▶ [Exercise]:
Verbatim output of all the material below is required.

▶ [Record extracts]:
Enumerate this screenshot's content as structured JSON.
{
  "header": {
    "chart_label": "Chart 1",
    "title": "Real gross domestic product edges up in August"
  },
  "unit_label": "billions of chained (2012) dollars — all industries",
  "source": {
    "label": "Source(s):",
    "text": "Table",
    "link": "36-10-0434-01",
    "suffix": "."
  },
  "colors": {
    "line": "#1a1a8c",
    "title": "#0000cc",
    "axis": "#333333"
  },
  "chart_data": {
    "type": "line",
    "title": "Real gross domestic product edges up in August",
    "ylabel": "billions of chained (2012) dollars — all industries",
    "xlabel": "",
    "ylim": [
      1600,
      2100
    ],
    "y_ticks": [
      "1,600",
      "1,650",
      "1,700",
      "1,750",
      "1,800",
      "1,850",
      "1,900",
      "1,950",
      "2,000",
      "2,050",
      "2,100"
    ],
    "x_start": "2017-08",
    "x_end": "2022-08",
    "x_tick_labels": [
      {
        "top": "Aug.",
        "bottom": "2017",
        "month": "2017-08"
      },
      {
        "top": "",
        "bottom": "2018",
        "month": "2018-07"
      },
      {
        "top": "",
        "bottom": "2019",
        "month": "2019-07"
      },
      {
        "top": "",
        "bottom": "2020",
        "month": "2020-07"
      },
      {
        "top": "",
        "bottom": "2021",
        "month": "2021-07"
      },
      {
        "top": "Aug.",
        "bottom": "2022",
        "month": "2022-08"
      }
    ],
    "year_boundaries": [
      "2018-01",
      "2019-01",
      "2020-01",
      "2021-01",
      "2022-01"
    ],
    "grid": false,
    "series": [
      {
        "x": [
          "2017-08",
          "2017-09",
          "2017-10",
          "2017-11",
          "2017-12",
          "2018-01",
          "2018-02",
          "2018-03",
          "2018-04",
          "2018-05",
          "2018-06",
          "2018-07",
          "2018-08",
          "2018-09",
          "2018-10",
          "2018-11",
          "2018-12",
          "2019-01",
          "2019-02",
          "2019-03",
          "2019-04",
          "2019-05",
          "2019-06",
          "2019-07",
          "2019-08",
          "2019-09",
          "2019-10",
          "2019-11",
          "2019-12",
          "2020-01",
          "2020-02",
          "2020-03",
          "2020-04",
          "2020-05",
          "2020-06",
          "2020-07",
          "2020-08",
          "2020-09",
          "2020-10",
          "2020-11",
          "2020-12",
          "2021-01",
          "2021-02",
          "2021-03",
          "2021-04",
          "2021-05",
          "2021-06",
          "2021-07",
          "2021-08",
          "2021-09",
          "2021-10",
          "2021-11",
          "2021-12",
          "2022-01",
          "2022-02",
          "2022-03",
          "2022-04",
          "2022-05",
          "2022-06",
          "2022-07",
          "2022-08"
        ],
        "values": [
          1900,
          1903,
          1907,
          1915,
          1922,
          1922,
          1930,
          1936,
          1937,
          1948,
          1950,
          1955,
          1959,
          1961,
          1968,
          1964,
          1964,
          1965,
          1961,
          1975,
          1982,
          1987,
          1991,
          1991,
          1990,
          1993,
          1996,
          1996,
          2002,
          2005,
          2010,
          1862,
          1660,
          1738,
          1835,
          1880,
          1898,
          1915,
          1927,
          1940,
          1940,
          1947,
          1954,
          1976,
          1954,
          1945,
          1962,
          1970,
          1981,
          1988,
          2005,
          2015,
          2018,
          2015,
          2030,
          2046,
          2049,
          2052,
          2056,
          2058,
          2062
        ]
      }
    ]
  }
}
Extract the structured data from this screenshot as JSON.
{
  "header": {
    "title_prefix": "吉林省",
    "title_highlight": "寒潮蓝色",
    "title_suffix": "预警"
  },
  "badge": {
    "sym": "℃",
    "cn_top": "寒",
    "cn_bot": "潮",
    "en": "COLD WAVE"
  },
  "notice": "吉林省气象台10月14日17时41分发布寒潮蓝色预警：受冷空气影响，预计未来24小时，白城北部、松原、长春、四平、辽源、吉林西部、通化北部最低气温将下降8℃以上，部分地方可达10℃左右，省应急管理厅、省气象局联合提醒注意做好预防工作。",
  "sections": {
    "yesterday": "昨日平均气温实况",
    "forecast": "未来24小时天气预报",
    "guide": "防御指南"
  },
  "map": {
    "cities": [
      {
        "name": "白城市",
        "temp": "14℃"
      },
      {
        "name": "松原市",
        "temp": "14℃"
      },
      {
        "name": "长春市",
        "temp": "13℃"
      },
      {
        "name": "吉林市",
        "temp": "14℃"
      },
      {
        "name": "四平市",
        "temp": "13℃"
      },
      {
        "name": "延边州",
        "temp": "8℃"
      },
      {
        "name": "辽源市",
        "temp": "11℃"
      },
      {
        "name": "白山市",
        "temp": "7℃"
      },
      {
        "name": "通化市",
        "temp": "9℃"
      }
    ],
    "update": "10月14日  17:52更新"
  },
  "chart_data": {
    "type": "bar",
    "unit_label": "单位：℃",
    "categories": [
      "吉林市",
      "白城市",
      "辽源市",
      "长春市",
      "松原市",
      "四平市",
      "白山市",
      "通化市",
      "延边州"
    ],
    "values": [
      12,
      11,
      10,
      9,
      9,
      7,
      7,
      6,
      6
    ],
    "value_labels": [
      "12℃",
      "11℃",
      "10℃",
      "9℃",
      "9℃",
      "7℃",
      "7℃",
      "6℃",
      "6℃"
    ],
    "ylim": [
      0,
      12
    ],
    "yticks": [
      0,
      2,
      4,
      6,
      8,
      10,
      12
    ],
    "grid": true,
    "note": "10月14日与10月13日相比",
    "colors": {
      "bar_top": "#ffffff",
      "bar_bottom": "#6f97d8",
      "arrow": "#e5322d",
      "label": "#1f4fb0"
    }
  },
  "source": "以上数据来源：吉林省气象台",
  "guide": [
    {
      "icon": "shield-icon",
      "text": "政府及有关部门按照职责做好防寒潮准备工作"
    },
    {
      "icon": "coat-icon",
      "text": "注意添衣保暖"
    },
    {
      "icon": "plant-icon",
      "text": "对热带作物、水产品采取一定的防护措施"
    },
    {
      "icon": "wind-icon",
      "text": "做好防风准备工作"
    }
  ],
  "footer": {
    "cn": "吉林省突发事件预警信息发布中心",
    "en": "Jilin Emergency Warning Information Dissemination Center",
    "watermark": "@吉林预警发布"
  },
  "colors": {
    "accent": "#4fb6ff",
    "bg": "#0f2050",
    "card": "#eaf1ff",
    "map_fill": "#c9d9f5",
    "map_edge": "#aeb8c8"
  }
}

▶ [Response to the task]:
Enumerate this screenshot's content as structured JSON.
{
  "header": {
    "chart_label": "Chart 1",
    "title": "Real gross domestic product edges up in August"
  },
  "unit_label": "billions of chained (2012) dollars — all industries",
  "source": {
    "label": "Source(s):",
    "text": "Table",
    "link": "36-10-0434-01",
    "suffix": "."
  },
  "colors": {
    "line": "#1a1a8c",
    "title": "#0000cc",
    "axis": "#333333"
  },
  "chart_data": {
    "type": "line",
    "title": "Real gross domestic product edges up in August",
    "ylabel": "billions of chained (2012) dollars — all industries",
    "xlabel": "",
    "ylim": [
      1600,
      2100
    ],
    "y_ticks": [
      "1,600",
      "1,650",
      "1,700",
      "1,750",
      "1,800",
      "1,850",
      "1,900",
      "1,950",
      "2,000",
      "2,050",
      "2,100"
    ],
    "x_start": "2017-08",
    "x_end": "2022-08",
    "x_tick_labels": [
      {
        "top": "Aug.",
        "bottom": "2017",
        "month": "2017-08"
      },
      {
        "top": "",
        "bottom": "2018",
        "month": "2018-07"
      },
      {
        "top": "",
        "bottom": "2019",
        "month": "2019-07"
      },
      {
        "top": "",
        "bottom": "2020",
        "month": "2020-07"
      },
      {
        "top": "",
        "bottom": "2021",
        "month": "2021-07"
      },
      {
        "top": "Aug.",
        "bottom": "2022",
        "month": "2022-08"
      }
    ],
    "year_boundaries": [
      "2018-01",
      "2019-01",
      "2020-01",
      "2021-01",
      "2022-01"
    ],
    "grid": false,
    "series": [
      {
        "x": [
          "2017-08",
          "2017-09",
          "2017-10",
          "2017-11",
          "2017-12",
          "2018-01",
          "2018-02",
          "2018-03",
          "2018-04",
          "2018-05",
          "2018-06",
          "2018-07",
          "2018-08",
          "2018-09",
          "2018-10",
          "2018-11",
          "2018-12",
          "2019-01",
          "2019-02",
          "2019-03",
          "2019-04",
          "2019-05",
          "2019-06",
          "2019-07",
          "2019-08",
          "2019-09",
          "2019-10",
          "2019-11",
          "2019-12",
          "2020-01",
          "2020-02",
          "2020-03",
          "2020-04",
          "2020-05",
          "2020-06",
          "2020-07",
          "2020-08",
          "2020-09",
          "2020-10",
          "2020-11",
          "2020-12",
          "2021-01",
          "2021-02",
          "2021-03",
          "2021-04",
          "2021-05",
          "2021-06",
          "2021-07",
          "2021-08",
          "2021-09",
          "2021-10",
          "2021-11",
          "2021-12",
          "2022-01",
          "2022-02",
          "2022-03",
          "2022-04",
          "2022-05",
          "2022-06",
          "2022-07",
          "2022-08"
        ],
        "values": [
          1900,
          1903,
          1907,
          1915,
          1922,
          1922,
          1930,
          1936,
          1937,
          1948,
          1950,
          1955,
          1959,
          1961,
          1968,
          1964,
          1964,
          1965,
          1961,
          1975,
          1982,
          1987,
          1991,
          1991,
          1990,
          1993,
          1996,
          1996,
          2002,
          2005,
          2010,
          1862,
          1660,
          1738,
          1835,
          1880,
          1898,
          1915,
          1927,
          1940,
          1940,
          1947,
          1954,
          1976,
          1954,
          1945,
          1962,
          1970,
          1981,
          1988,
          2005,
          2015,
          2018,
          2015,
          2030,
          2046,
          2049,
          2052,
          2056,
          2058,
          2062
        ]
      }
    ]
  }
}
Extract the structured data from this screenshot as JSON.
{
  "header": {
    "title_prefix": "吉林省",
    "title_highlight": "寒潮蓝色",
    "title_suffix": "预警"
  },
  "badge": {
    "sym": "℃",
    "cn_top": "寒",
    "cn_bot": "潮",
    "en": "COLD WAVE"
  },
  "notice": "吉林省气象台10月14日17时41分发布寒潮蓝色预警：受冷空气影响，预计未来24小时，白城北部、松原、长春、四平、辽源、吉林西部、通化北部最低气温将下降8℃以上，部分地方可达10℃左右，省应急管理厅、省气象局联合提醒注意做好预防工作。",
  "sections": {
    "yesterday": "昨日平均气温实况",
    "forecast": "未来24小时天气预报",
    "guide": "防御指南"
  },
  "map": {
    "cities": [
      {
        "name": "白城市",
        "temp": "14℃"
      },
      {
        "name": "松原市",
        "temp": "14℃"
      },
      {
        "name": "长春市",
        "temp": "13℃"
      },
      {
        "name": "吉林市",
        "temp": "14℃"
      },
      {
        "name": "四平市",
        "temp": "13℃"
      },
      {
        "name": "延边州",
        "temp": "8℃"
      },
      {
        "name": "辽源市",
        "temp": "11℃"
      },
      {
        "name": "白山市",
        "temp": "7℃"
      },
      {
        "name": "通化市",
        "temp": "9℃"
      }
    ],
    "update": "10月14日  17:52更新"
  },
  "chart_data": {
    "type": "bar",
    "unit_label": "单位：℃",
    "categories": [
      "吉林市",
      "白城市",
      "辽源市",
      "长春市",
      "松原市",
      "四平市",
      "白山市",
      "通化市",
      "延边州"
    ],
    "values": [
      12,
      11,
      10,
      9,
      9,
      7,
      7,
      6,
      6
    ],
    "value_labels": [
      "12℃",
      "11℃",
      "10℃",
      "9℃",
      "9℃",
      "7℃",
      "7℃",
      "6℃",
      "6℃"
    ],
    "ylim": [
      0,
      12
    ],
    "yticks": [
      0,
      2,
      4,
      6,
      8,
      10,
      12
    ],
    "grid": true,
    "note": "10月14日与10月13日相比",
    "colors": {
      "bar_top": "#ffffff",
      "bar_bottom": "#6f97d8",
      "arrow": "#e5322d",
      "label": "#1f4fb0"
    }
  },
  "source": "以上数据来源：吉林省气象台",
  "guide": [
    {
      "icon": "shield-icon",
      "text": "政府及有关部门按照职责做好防寒潮准备工作"
    },
    {
      "icon": "coat-icon",
      "text": "注意添衣保暖"
    },
    {
      "icon": "plant-icon",
      "text": "对热带作物、水产品采取一定的防护措施"
    },
    {
      "icon": "wind-icon",
      "text": "做好防风准备工作"
    }
  ],
  "footer": {
    "cn": "吉林省突发事件预警信息发布中心",
    "en": "Jilin Emergency Warning Information Dissemination Center",
    "watermark": "@吉林预警发布"
  },
  "colors": {
    "accent": "#4fb6ff",
    "bg": "#0f2050",
    "card": "#eaf1ff",
    "map_fill": "#c9d9f5",
    "map_edge": "#aeb8c8"
  }
}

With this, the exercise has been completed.